Exercise task: Copy out all lines of the records in which the word "皇清經解續編" appears.

[Stored records]
________________________

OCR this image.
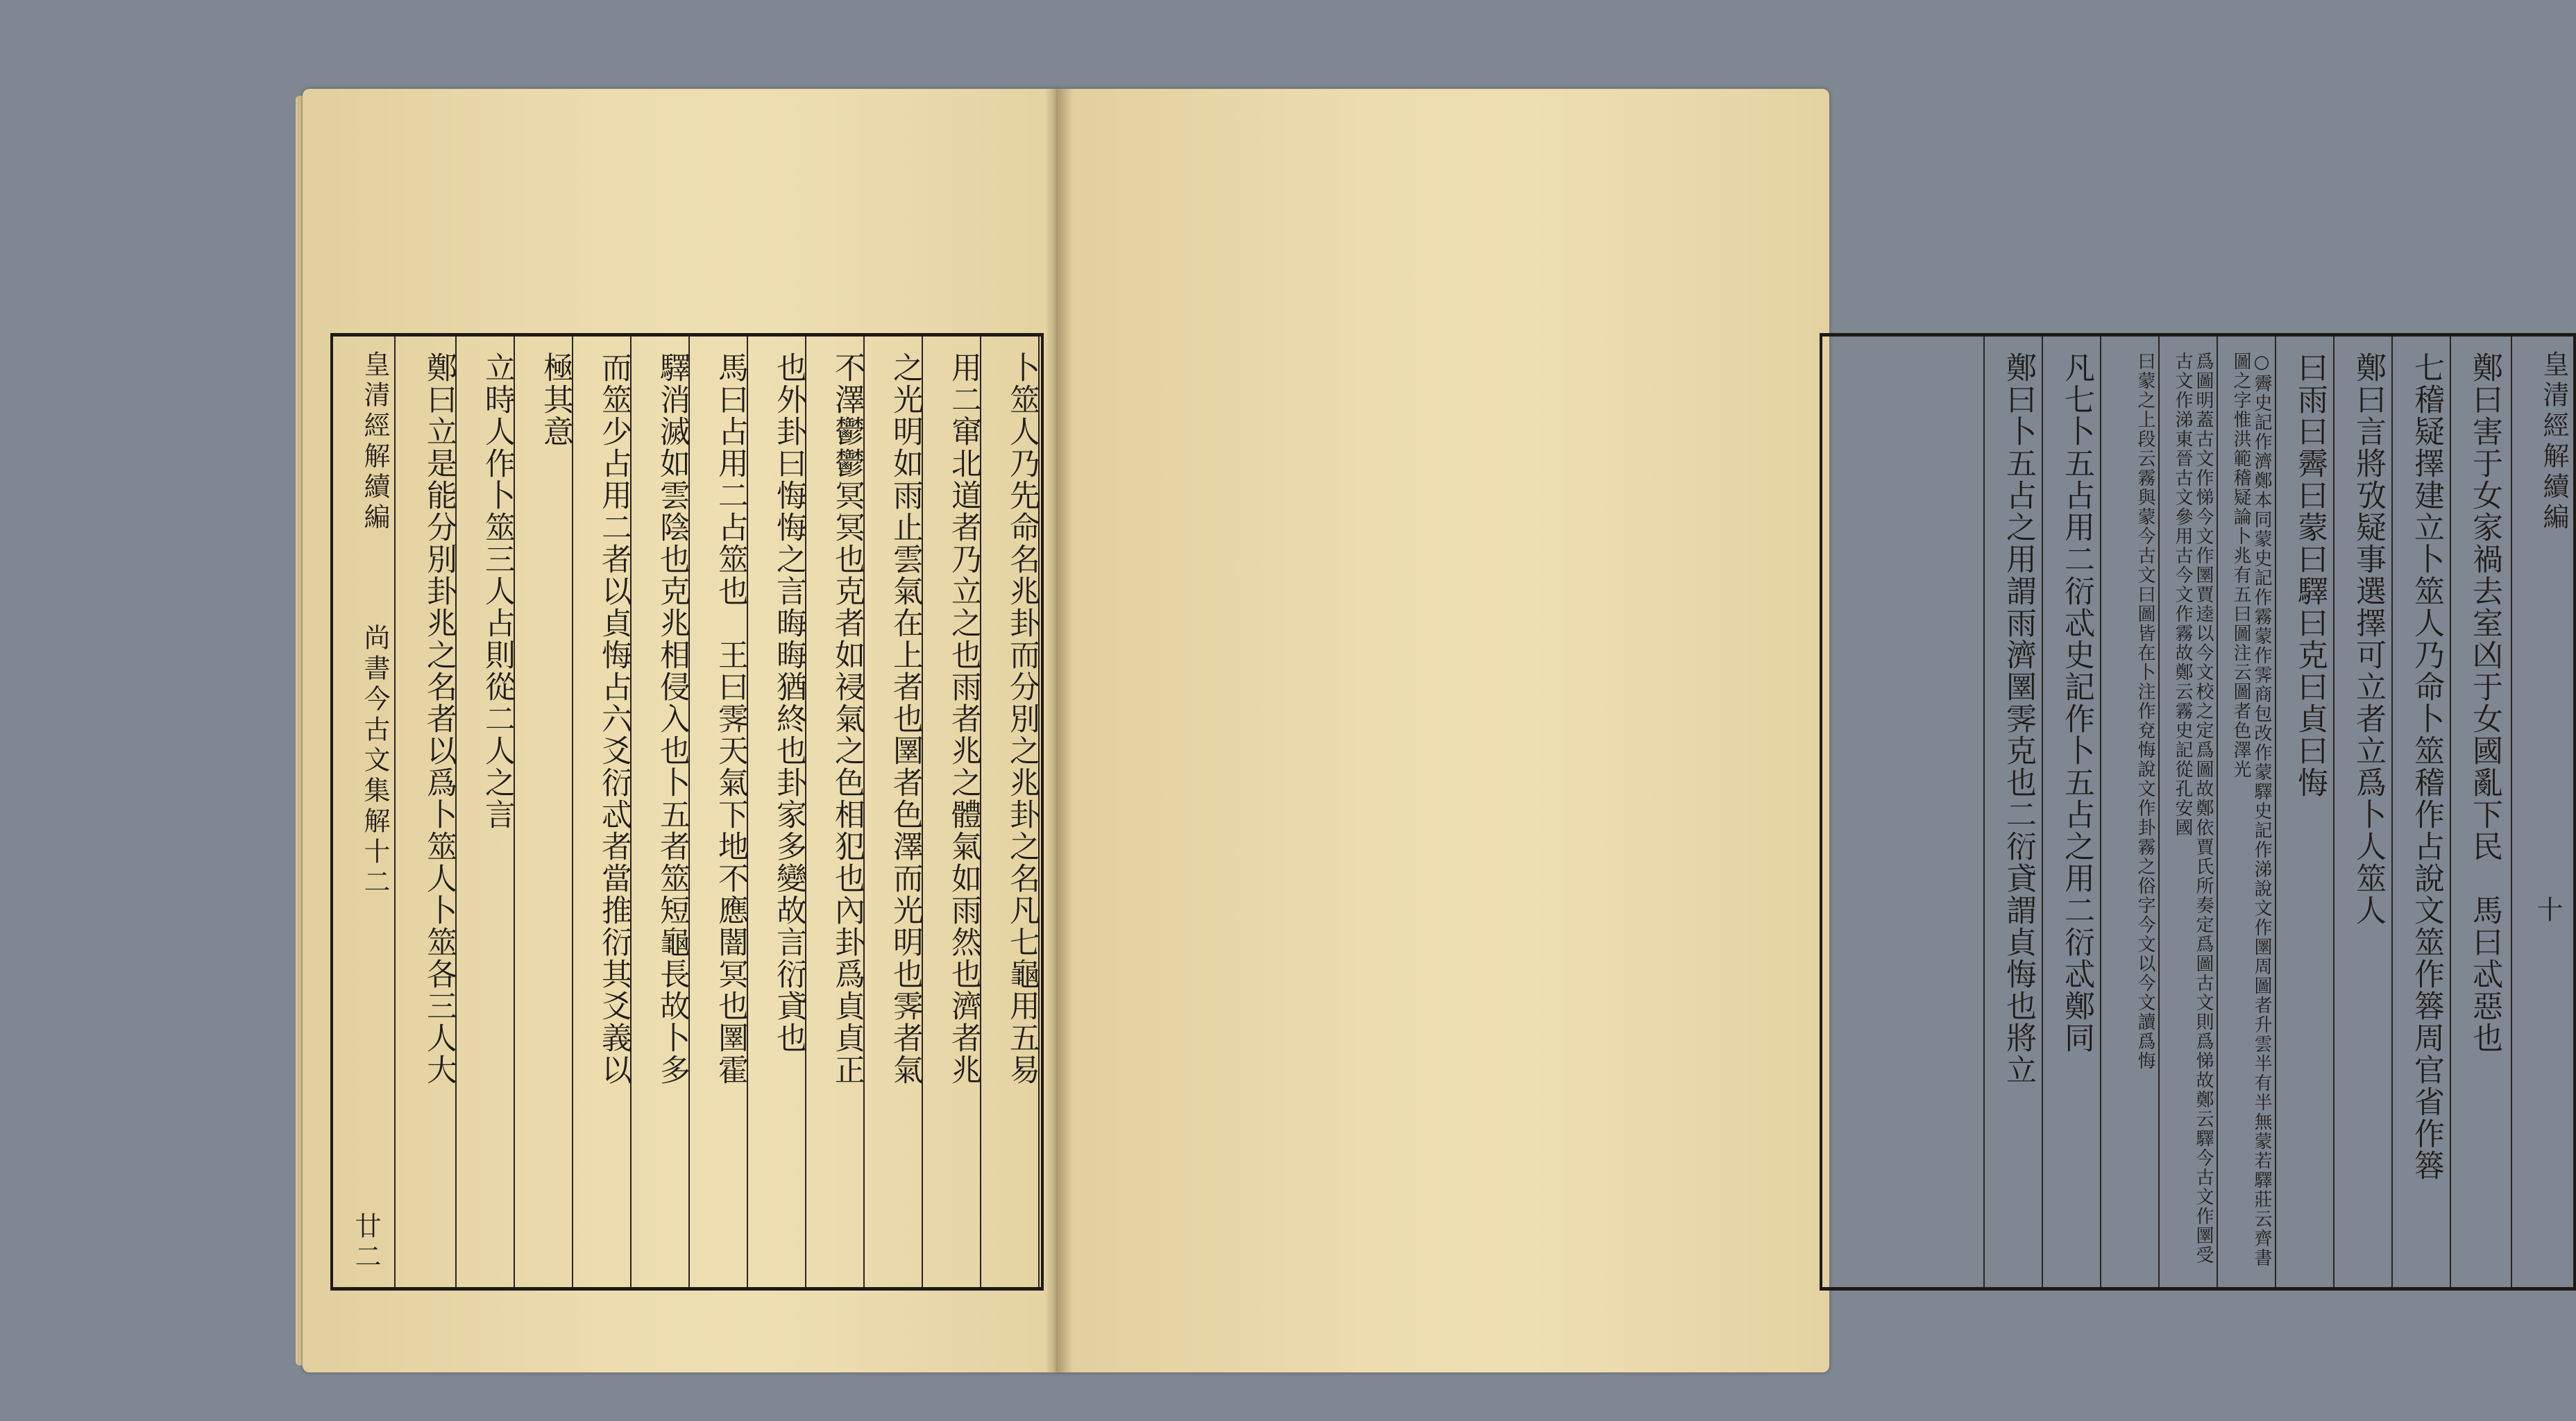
皇清經解續編  尚書今古文集解十二
廿二
鄭曰立是能分別卦兆之名者以爲卜筮人卜筮各三人大 立時人作卜筮三人占則從二人之言 極其意 而筮少占用二者以貞悔占六爻衍忒者當推衍其爻義以 驛消滅如雲陰也克兆相侵入也卜五者筮短龜長故卜多 馬曰占用二占筮也　王曰霁天氣下地不應闇冥也圛霍 也外卦曰悔悔之言晦晦猶終也卦家多變故言衍貣也 不澤鬱鬱冥冥也克者如祲氣之色相犯也內卦爲貞貞正 之光明如雨止雲氣在上者也圛者色澤而光明也霁者氣 用二窜北道者乃立之也雨者兆之體氣如雨然也濟者兆 卜筮人乃先命名兆卦而分別之兆卦之名凡七龜用五易	皇清經解續編
十
鄭曰害于女家禍去室凶于女國亂下民　馬曰忒惡也
七稽疑擇建立卜筮人乃命卜筮稽作占說文筮作簭周官省作簭
鄭曰言將攷疑事選擇可立者立爲卜人筮人
曰雨曰霽曰蒙曰驛曰克曰貞曰悔
○霽史記作濟鄭本同蒙史記作霧蒙作霁商包改作蒙驛史記作涕說文作圛周圖者升雲半有半無蒙若驛莊云齊書圖之字惟洪範稽疑論卜兆有五曰圖注云圖者色澤光
爲圖明蓋古文作悌今文作圛賈逵以今文校之定爲圖故鄭依賈氏所奏定爲圖古文則爲悌故鄭云驛今古文作圛受古文作涕東晉古文參用古今文作霧故鄭云霧史記從孔安國
曰蒙之上段云霧與蒙今古文曰圖皆在卜注作兗悔說文作卦霧之俗字今文以今文讀爲悔
凡七卜五占用二衍忒史記作卜五占之用二衍忒鄭同
鄭曰卜五占之用謂雨濟圛霁克也二衍貣謂貞悔也將立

________________________

Solved problem:
皇清經解續編  尚書今古文集解十二
鄭曰立是能分別卦兆之名者以爲卜筮人卜筮各三人大 立時人作卜筮三人占則從二人之言 極其意 而筮少占用二者以貞悔占六爻衍忒者當推衍其爻義以 驛消滅如雲陰也克兆相侵入也卜五者筮短龜長故卜多 馬曰占用二占筮也　王曰霁天氣下地不應闇冥也圛霍 也外卦曰悔悔之言晦晦猶終也卦家多變故言衍貣也 不澤鬱鬱冥冥也克者如祲氣之色相犯也內卦爲貞貞正 之光明如雨止雲氣在上者也圛者色澤而光明也霁者氣 用二窜北道者乃立之也雨者兆之體氣如雨然也濟者兆 卜筮人乃先命名兆卦而分別之兆卦之名凡七龜用五易	皇清經解續編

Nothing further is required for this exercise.